# Requirements:
Separate out the lines that hold "structured".

# Information supplied:

* start *

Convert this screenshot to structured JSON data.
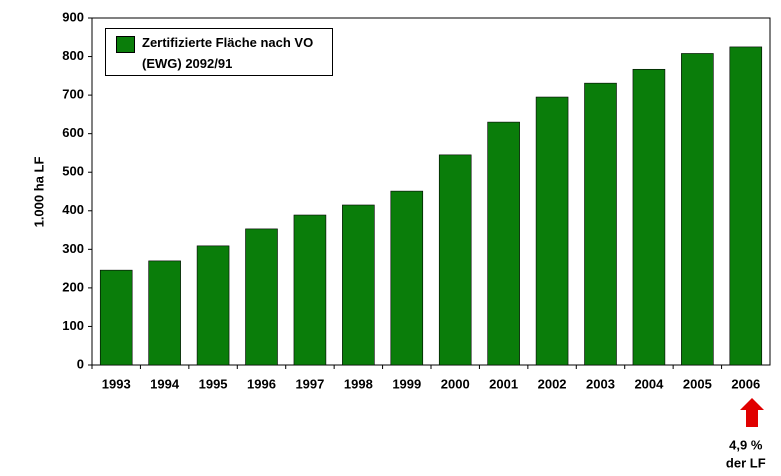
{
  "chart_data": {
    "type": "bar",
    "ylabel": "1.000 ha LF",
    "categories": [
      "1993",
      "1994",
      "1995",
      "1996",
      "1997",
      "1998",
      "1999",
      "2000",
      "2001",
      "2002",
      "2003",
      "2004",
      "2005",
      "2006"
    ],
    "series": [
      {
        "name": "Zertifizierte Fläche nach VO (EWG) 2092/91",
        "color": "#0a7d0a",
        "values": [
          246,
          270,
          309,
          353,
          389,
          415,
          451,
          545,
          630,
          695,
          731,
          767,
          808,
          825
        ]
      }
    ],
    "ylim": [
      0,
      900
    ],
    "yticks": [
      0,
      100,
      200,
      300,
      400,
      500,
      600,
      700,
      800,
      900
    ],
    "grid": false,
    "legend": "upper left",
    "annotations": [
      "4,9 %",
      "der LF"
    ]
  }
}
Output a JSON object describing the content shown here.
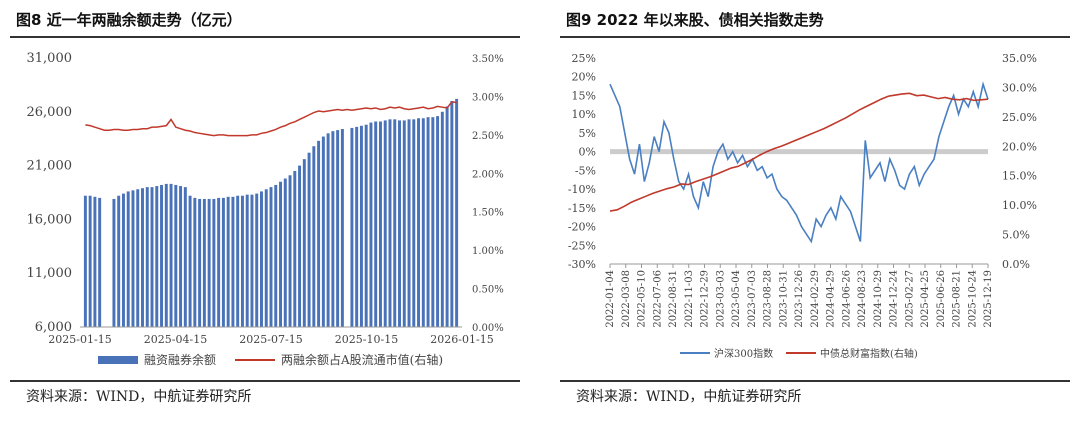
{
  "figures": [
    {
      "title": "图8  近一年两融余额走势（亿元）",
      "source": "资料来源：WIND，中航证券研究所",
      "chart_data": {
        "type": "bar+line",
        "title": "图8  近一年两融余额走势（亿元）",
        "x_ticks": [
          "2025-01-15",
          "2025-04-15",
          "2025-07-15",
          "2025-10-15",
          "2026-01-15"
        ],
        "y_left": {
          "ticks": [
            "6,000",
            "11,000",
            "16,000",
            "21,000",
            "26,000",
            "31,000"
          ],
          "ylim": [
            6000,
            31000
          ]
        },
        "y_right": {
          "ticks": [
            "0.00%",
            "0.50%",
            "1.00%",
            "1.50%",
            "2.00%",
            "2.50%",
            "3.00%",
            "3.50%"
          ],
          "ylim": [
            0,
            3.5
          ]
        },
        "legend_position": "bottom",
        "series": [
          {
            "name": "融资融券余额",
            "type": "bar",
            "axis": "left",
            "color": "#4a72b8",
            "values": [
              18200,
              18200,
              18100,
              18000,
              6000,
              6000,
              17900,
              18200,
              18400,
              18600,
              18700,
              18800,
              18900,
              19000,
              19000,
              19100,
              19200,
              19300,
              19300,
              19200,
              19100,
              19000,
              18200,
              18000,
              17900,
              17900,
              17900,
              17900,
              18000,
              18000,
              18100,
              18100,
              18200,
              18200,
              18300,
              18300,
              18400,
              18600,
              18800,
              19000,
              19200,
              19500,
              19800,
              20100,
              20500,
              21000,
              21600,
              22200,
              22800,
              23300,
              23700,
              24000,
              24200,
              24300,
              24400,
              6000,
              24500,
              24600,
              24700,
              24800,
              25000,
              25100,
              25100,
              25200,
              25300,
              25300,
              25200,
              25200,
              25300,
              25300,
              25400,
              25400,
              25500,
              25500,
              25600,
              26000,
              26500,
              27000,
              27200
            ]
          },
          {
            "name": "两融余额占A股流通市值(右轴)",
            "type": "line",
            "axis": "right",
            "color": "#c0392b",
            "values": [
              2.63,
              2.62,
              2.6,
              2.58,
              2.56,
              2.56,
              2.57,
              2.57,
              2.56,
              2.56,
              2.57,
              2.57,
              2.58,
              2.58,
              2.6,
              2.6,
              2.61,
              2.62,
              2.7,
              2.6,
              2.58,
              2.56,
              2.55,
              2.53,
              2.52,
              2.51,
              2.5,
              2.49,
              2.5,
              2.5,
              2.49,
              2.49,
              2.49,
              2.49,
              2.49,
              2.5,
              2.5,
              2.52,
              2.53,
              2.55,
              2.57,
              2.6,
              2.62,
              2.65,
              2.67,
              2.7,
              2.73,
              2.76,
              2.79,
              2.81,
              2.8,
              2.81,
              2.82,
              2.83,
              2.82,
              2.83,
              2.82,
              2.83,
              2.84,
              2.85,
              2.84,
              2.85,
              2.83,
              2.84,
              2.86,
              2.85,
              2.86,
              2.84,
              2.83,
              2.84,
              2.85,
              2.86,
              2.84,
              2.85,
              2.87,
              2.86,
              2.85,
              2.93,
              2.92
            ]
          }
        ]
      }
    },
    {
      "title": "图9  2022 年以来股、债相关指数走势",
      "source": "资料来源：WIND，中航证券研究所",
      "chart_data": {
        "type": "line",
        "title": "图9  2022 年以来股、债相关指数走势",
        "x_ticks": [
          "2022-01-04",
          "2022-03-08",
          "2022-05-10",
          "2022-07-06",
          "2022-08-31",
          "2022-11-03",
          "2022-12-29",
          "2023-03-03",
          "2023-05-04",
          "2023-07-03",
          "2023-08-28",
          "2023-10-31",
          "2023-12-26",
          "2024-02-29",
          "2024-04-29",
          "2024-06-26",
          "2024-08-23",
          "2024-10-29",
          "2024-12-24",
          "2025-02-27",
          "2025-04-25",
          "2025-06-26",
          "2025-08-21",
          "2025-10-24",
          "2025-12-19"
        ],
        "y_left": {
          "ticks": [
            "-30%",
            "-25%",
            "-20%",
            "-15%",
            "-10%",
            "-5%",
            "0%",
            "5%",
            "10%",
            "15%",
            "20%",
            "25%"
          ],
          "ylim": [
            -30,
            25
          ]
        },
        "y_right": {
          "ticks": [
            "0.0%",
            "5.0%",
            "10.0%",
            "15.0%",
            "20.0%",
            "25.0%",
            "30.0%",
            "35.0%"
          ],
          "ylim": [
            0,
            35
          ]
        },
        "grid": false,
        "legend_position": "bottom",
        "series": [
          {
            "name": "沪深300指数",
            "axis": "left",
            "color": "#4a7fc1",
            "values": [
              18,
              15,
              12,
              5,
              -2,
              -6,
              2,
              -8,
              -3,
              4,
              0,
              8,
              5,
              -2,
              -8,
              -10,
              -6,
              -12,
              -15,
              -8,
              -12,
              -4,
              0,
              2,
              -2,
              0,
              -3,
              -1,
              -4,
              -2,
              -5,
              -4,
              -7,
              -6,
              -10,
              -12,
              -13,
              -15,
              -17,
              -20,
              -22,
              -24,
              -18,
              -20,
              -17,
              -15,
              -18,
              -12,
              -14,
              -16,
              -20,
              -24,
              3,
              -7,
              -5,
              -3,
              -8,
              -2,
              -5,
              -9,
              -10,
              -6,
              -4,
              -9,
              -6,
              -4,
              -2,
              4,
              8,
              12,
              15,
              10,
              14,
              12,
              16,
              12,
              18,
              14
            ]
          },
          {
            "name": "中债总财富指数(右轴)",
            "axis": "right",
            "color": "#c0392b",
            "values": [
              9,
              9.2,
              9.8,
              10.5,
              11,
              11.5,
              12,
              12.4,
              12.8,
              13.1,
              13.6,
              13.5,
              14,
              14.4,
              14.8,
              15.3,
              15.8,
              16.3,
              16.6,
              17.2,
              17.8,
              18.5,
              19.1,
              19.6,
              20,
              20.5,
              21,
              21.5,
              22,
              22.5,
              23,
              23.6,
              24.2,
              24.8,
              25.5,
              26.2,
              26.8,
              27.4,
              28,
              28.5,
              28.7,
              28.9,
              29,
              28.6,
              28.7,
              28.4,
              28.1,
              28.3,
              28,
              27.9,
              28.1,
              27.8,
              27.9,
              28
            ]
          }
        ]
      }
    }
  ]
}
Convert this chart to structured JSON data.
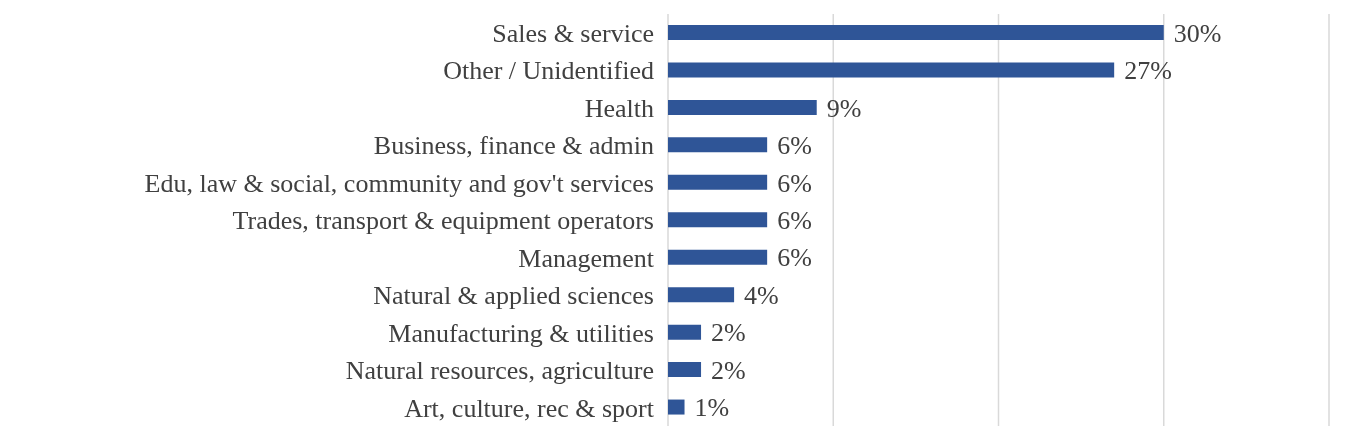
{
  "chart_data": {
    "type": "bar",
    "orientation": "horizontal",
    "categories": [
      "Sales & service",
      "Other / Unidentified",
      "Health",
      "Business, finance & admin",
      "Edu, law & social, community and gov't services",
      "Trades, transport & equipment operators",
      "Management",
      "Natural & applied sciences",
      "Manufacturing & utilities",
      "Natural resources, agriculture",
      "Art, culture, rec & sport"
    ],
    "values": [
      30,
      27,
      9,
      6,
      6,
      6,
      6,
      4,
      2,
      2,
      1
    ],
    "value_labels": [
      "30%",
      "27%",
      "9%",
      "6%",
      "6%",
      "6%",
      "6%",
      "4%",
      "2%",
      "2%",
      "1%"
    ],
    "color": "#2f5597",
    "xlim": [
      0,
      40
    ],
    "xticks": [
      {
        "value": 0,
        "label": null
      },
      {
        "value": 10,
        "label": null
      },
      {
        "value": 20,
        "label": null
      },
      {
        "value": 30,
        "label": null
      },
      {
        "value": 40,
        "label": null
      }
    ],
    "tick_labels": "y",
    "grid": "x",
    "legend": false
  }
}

* end *

# The result:
Convert this screenshot to structured JSON data.
Convert this chart to structured JSON data.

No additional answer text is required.